(AUFGABENDETAILS): Führe den Bericht über den UHC Laupen und die Floorball Riders unter „Ausgewählter Text“ im Anschluss an seinen letzten Satz weiter.

(AUSGEWÄHLTER TEXT):
•••••

Sorgen in Laupen, neuer Schwung bei den Floorball Riders
Der UHC Laupen ist in der Vorbereitung durchgeschüttelt worden. Das trübt seine Aussichten. Viel Zuversicht herrscht derweil beim Lokalrivalen, den Floorball Riders.
In der letzten NLA-Meisterschaft trennten den UHC Laupen und die Floorball Riders Dürnten-Bubikon-Rüti Welten. Oder in Punkten ausgedrückt – deren 35. Die Riders beendeten die Qualifikation auf dem 10. und letzten Platz, die Laupnerinnen wurden Zweite. Sie hätten diese Platzierung in der Spitze heuer gerne bestätigt. Und peilen den nächsten Schritt in der Entwicklung an: erstmals überhaupt eine Playoff-Serie für sich zu entscheiden.

•••••

(Daten zur Seitensegmentierung)

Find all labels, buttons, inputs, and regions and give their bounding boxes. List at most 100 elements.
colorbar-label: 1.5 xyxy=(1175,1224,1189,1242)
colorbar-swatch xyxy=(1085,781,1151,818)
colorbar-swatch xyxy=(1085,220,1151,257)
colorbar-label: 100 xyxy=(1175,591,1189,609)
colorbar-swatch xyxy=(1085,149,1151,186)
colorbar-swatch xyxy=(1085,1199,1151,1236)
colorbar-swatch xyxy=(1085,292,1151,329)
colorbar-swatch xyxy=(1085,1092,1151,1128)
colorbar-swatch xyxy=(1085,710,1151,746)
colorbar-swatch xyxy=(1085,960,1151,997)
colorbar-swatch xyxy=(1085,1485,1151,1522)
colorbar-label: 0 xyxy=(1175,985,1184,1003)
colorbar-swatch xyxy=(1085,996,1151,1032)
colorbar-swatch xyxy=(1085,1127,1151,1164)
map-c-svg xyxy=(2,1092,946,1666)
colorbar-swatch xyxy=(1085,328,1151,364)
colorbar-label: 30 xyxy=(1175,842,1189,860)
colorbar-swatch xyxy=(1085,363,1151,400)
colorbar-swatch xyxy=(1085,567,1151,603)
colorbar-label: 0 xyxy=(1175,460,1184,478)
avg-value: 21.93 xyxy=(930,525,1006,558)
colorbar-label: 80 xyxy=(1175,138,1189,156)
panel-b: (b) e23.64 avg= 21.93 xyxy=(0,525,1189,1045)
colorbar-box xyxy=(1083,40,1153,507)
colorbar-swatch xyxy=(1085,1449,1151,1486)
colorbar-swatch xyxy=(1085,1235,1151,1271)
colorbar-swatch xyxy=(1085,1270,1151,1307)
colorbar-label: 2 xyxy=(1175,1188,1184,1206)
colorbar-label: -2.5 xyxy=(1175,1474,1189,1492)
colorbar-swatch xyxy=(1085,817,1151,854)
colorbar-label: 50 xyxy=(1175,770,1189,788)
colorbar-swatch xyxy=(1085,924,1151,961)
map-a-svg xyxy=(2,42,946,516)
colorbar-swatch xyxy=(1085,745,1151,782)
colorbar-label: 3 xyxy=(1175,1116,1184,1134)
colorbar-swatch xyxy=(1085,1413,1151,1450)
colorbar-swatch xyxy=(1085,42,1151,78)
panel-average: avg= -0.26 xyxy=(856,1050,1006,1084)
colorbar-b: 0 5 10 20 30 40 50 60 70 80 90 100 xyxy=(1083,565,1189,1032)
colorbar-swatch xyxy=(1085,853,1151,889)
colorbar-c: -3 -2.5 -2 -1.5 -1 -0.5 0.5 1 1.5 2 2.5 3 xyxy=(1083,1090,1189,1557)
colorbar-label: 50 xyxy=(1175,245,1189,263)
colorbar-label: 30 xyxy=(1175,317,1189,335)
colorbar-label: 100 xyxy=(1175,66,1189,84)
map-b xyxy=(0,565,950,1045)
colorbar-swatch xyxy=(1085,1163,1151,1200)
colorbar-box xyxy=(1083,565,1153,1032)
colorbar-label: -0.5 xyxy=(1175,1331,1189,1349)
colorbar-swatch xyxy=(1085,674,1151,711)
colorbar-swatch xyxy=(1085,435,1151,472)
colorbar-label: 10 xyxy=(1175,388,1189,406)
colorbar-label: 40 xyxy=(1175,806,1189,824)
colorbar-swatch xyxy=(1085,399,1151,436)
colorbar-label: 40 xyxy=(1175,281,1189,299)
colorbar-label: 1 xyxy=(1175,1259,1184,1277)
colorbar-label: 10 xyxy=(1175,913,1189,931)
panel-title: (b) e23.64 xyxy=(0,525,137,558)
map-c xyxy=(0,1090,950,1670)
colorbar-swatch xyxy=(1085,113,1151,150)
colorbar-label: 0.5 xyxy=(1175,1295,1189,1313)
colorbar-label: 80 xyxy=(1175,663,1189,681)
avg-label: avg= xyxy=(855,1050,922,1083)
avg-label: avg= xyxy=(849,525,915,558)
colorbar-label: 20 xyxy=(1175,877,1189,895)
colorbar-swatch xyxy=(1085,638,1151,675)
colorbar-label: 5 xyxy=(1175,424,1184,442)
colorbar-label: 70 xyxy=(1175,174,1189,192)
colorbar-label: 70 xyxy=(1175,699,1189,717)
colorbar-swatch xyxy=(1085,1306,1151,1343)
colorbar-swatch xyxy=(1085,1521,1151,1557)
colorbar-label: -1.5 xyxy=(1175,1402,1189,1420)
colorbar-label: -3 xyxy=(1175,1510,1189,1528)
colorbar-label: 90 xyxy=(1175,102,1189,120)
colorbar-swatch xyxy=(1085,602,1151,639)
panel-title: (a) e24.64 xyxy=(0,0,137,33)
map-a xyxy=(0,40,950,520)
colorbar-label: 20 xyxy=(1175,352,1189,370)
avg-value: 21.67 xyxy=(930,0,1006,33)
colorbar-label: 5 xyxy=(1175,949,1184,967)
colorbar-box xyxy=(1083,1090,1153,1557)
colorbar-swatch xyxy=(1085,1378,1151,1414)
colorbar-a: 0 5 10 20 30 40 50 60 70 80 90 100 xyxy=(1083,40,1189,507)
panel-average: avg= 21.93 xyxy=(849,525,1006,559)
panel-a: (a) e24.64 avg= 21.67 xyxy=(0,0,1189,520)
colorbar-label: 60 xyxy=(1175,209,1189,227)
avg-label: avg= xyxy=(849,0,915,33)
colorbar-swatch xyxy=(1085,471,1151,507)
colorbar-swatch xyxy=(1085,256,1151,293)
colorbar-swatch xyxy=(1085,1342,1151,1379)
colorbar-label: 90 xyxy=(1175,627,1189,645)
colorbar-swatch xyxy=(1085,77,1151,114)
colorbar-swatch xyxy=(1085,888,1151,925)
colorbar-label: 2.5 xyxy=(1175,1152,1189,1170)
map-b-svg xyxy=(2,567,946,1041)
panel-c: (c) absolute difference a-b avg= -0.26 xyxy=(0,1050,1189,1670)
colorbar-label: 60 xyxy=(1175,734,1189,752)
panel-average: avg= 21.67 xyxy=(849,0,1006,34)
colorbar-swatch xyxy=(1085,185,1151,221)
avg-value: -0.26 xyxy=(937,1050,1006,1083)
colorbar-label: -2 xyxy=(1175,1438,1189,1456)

•••••

(ANTWORTFELD):
Das Team ist zusammengeblieben, die Qualität weiterhin gross. Und doch hat sich die Ausgangslage zuletzt arg verändert. Die Verletzungshexe schlug in Laupen in der Vorbereitung brutal zu. Die beste Skorerin der letzten Saison, Yara Hofmann, fällt die komplette Saison aus. Ebenso Laura Bertini, Laupens wichtigste Verteidigerin. Dazu fehlen vorerst auch die Leistungsträgerinnen Veronika Machalkova, Sina Hofmann und Sina Krausz.
Dass Trainer Yves Kempf nach dieser Verletzungswelle und dem Ausfall eines kompletten Blocks an Stammspielerinnen davon spricht, einige schlaflose Nächten verbracht zu haben, ist verständlich. Die Laupnerinnen halten jedenfalls die Augen offen, ob sich noch ein Zuzug realisieren lässt.
Kempf stellt aber klar: «Es müsste eine Bombe sein. Sonst kann ich auch auf meine jungen Spielerinnen setzen.» Trotz Personalsorgen gibt sich der Headcoach kämpferisch: «Wir haben noch immer Klasse im Team», sagt er, «aber es wurde alles über den Haufen geworfen.»